>> begin Data for this exercise
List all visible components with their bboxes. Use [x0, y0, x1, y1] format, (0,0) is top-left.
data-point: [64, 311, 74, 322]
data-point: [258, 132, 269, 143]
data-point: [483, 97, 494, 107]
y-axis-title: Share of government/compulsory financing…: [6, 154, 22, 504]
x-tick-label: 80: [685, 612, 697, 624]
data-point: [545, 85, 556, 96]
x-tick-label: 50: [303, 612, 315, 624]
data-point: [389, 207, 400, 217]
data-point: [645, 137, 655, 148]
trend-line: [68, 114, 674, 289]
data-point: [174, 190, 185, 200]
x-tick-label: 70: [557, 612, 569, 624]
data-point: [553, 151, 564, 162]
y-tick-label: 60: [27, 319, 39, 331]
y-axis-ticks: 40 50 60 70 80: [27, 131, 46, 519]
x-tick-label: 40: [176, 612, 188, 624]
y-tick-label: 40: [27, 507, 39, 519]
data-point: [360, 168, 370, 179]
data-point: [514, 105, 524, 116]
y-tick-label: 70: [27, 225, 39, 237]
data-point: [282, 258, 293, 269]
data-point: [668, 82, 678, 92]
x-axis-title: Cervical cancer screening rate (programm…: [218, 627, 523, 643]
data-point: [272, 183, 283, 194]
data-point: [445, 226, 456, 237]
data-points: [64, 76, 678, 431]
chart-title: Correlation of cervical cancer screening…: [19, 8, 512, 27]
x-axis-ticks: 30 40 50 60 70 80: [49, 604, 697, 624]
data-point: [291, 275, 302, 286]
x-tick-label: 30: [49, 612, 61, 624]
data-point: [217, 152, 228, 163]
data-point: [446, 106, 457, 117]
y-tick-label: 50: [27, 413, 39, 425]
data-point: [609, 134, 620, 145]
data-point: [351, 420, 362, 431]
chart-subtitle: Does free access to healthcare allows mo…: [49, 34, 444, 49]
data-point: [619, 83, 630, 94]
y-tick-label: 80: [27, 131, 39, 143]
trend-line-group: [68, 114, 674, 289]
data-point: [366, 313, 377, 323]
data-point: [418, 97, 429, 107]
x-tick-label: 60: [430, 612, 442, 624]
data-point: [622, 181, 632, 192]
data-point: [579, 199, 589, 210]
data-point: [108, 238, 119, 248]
>> end Data for this exercise
#### [What is needed]
Please turn every line of the entries above into a JSON list of strings, one string per line, leaving out any blank lines.

#### [Response to the exercise]
[
  "List all visible components with their bboxes. Use [x0, y0, x1, y1] format, (0,0) is top-left.",
  "data-point: [64, 311, 74, 322]",
  "data-point: [258, 132, 269, 143]",
  "data-point: [483, 97, 494, 107]",
  "y-axis-title: Share of government/compulsory financing…: [6, 154, 22, 504]",
  "x-tick-label: 80: [685, 612, 697, 624]",
  "data-point: [545, 85, 556, 96]",
  "x-tick-label: 50: [303, 612, 315, 624]",
  "data-point: [389, 207, 400, 217]",
  "data-point: [645, 137, 655, 148]",
  "trend-line: [68, 114, 674, 289]",
  "data-point: [174, 190, 185, 200]",
  "x-tick-label: 70: [557, 612, 569, 624]",
  "data-point: [553, 151, 564, 162]",
  "y-tick-label: 60: [27, 319, 39, 331]",
  "y-axis-ticks: 40 50 60 70 80: [27, 131, 46, 519]",
  "x-tick-label: 40: [176, 612, 188, 624]",
  "y-tick-label: 40: [27, 507, 39, 519]",
  "data-point: [360, 168, 370, 179]",
  "data-point: [514, 105, 524, 116]",
  "y-tick-label: 70: [27, 225, 39, 237]",
  "data-point: [282, 258, 293, 269]",
  "data-point: [668, 82, 678, 92]",
  "x-axis-title: Cervical cancer screening rate (programm…: [218, 627, 523, 643]",
  "data-point: [272, 183, 283, 194]",
  "data-point: [445, 226, 456, 237]",
  "data-points: [64, 76, 678, 431]",
  "chart-title: Correlation of cervical cancer screening…: [19, 8, 512, 27]",
  "x-axis-ticks: 30 40 50 60 70 80: [49, 604, 697, 624]",
  "data-point: [291, 275, 302, 286]",
  "x-tick-label: 30: [49, 612, 61, 624]",
  "data-point: [217, 152, 228, 163]",
  "data-point: [446, 106, 457, 117]",
  "y-tick-label: 50: [27, 413, 39, 425]",
  "data-point: [609, 134, 620, 145]",
  "data-point: [351, 420, 362, 431]",
  "chart-subtitle: Does free access to healthcare allows mo…: [49, 34, 444, 49]",
  "data-point: [619, 83, 630, 94]",
  "y-tick-label: 80: [27, 131, 39, 143]",
  "trend-line-group: [68, 114, 674, 289]",
  "data-point: [366, 313, 377, 323]",
  "data-point: [418, 97, 429, 107]",
  "x-tick-label: 60: [430, 612, 442, 624]",
  "data-point: [622, 181, 632, 192]",
  "data-point: [579, 199, 589, 210]",
  "data-point: [108, 238, 119, 248]"
]